→ GIVEN REQUEST: Below are records to transcribe exactly, without their pictures.

---------- RECORDED DATA ----------

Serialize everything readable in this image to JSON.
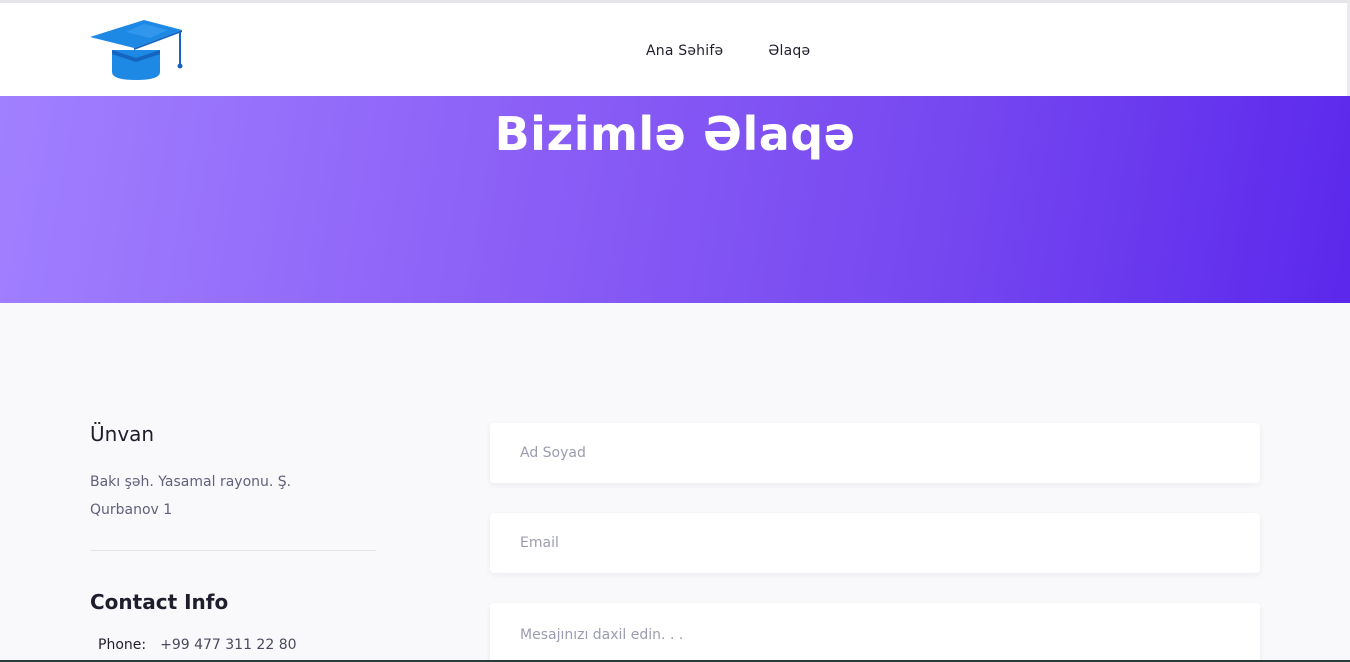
{
  "header": {
    "nav": [
      {
        "label": "Ana Səhifə"
      },
      {
        "label": "Əlaqə"
      }
    ]
  },
  "hero": {
    "title": "Bizimlə Əlaqə"
  },
  "info": {
    "address_heading": "Ünvan",
    "address_line1": "Bakı şəh. Yasamal rayonu. Ş.",
    "address_line2": "Qurbanov 1",
    "contact_heading": "Contact Info",
    "phone_label": "Phone:",
    "phone_value": "+99 477 311 22 80"
  },
  "form": {
    "name_placeholder": "Ad Soyad",
    "email_placeholder": "Email",
    "message_placeholder": "Mesajınızı daxil edin. . ."
  },
  "colors": {
    "hero_gradient_start": "#a180ff",
    "hero_gradient_end": "#5b28ec",
    "logo_blue": "#1e88e5"
  }
}
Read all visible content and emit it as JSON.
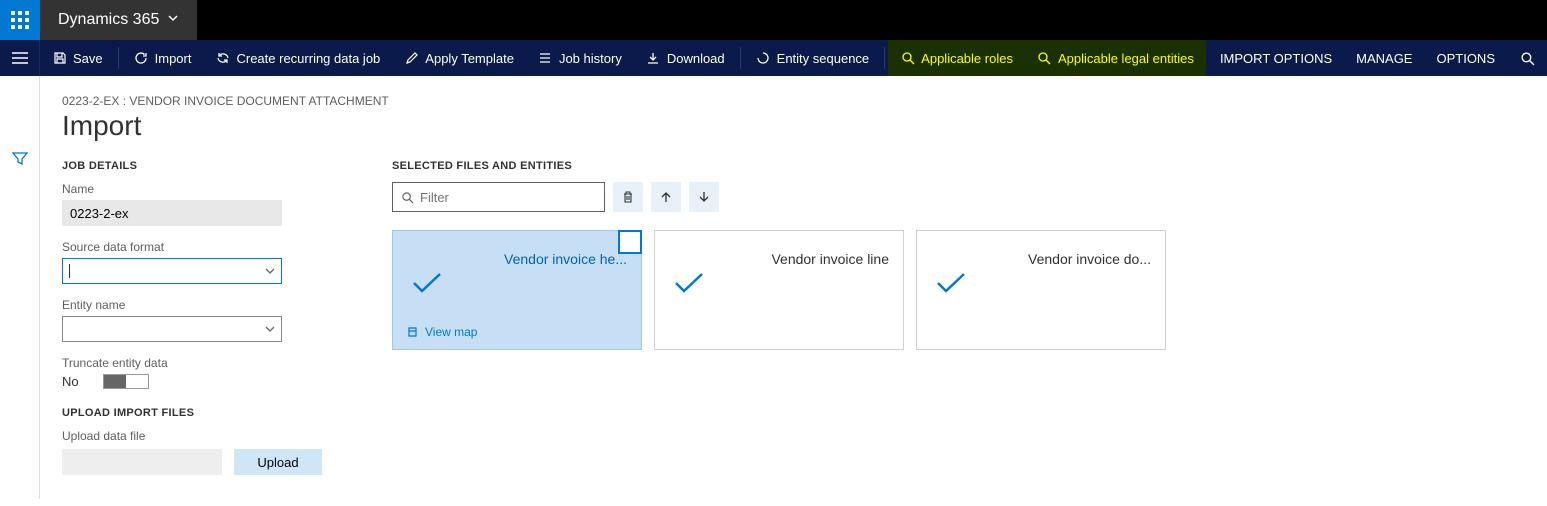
{
  "header": {
    "brand": "Dynamics 365"
  },
  "commands": {
    "save": "Save",
    "import": "Import",
    "recurring": "Create recurring data job",
    "apply_template": "Apply Template",
    "job_history": "Job history",
    "download": "Download",
    "entity_sequence": "Entity sequence",
    "applicable_roles": "Applicable roles",
    "applicable_legal_entities": "Applicable legal entities",
    "import_options": "IMPORT OPTIONS",
    "manage": "MANAGE",
    "options": "OPTIONS"
  },
  "page": {
    "breadcrumb": "0223-2-EX : VENDOR INVOICE DOCUMENT ATTACHMENT",
    "title": "Import"
  },
  "job_details": {
    "section": "JOB DETAILS",
    "name_label": "Name",
    "name_value": "0223-2-ex",
    "source_label": "Source data format",
    "source_value": "",
    "entity_label": "Entity name",
    "entity_value": "",
    "truncate_label": "Truncate entity data",
    "truncate_value": "No"
  },
  "upload": {
    "section": "UPLOAD IMPORT FILES",
    "label": "Upload data file",
    "button": "Upload"
  },
  "entities": {
    "section": "SELECTED FILES AND ENTITIES",
    "filter_placeholder": "Filter",
    "cards": [
      {
        "title": "Vendor invoice he...",
        "selected": true,
        "view_map": "View map"
      },
      {
        "title": "Vendor invoice line",
        "selected": false
      },
      {
        "title": "Vendor invoice do...",
        "selected": false
      }
    ]
  }
}
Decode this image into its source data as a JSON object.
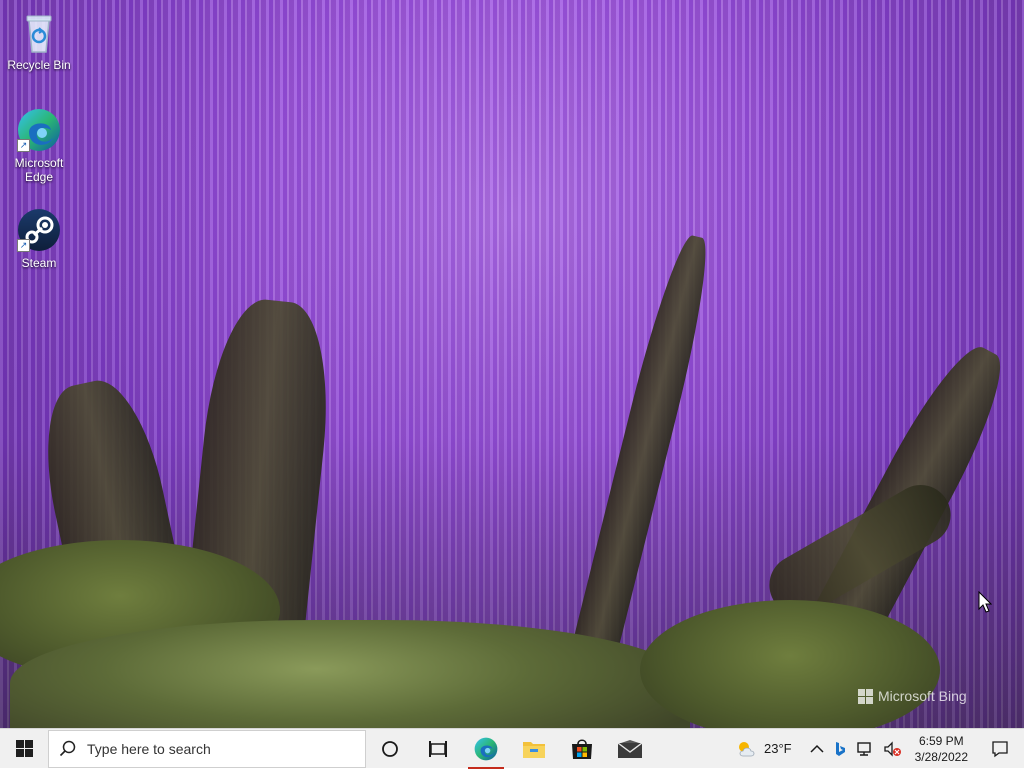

----------

→ RESPONSE BELOW:
Serialize everything readable in this image to JSON.
{
  "header": {
    "nav": [
      {
        "label": "Ana Səhifə"
      },
      {
        "label": "Əlaqə"
      }
    ]
  },
  "hero": {
    "title": "Bizimlə Əlaqə"
  },
  "info": {
    "address_heading": "Ünvan",
    "address_line1": "Bakı şəh. Yasamal rayonu. Ş.",
    "address_line2": "Qurbanov 1",
    "contact_heading": "Contact Info",
    "phone_label": "Phone:",
    "phone_value": "+99 477 311 22 80"
  },
  "form": {
    "name_placeholder": "Ad Soyad",
    "email_placeholder": "Email",
    "message_placeholder": "Mesajınızı daxil edin. . ."
  },
  "colors": {
    "hero_gradient_start": "#a180ff",
    "hero_gradient_end": "#5b28ec",
    "logo_blue": "#1e88e5"
  }
}
Read all visible content and emit it as JSON.
{
  "header": {
    "brand": "Dynamics 365"
  },
  "commands": {
    "save": "Save",
    "import": "Import",
    "recurring": "Create recurring data job",
    "apply_template": "Apply Template",
    "job_history": "Job history",
    "download": "Download",
    "entity_sequence": "Entity sequence",
    "applicable_roles": "Applicable roles",
    "applicable_legal_entities": "Applicable legal entities",
    "import_options": "IMPORT OPTIONS",
    "manage": "MANAGE",
    "options": "OPTIONS"
  },
  "page": {
    "breadcrumb": "0223-2-EX : VENDOR INVOICE DOCUMENT ATTACHMENT",
    "title": "Import"
  },
  "job_details": {
    "section": "JOB DETAILS",
    "name_label": "Name",
    "name_value": "0223-2-ex",
    "source_label": "Source data format",
    "source_value": "",
    "entity_label": "Entity name",
    "entity_value": "",
    "truncate_label": "Truncate entity data",
    "truncate_value": "No"
  },
  "upload": {
    "section": "UPLOAD IMPORT FILES",
    "label": "Upload data file",
    "button": "Upload"
  },
  "entities": {
    "section": "SELECTED FILES AND ENTITIES",
    "filter_placeholder": "Filter",
    "cards": [
      {
        "title": "Vendor invoice he...",
        "selected": true,
        "view_map": "View map"
      },
      {
        "title": "Vendor invoice line",
        "selected": false
      },
      {
        "title": "Vendor invoice do...",
        "selected": false
      }
    ]
  }
}
Decode this image into its source data as a JSON object.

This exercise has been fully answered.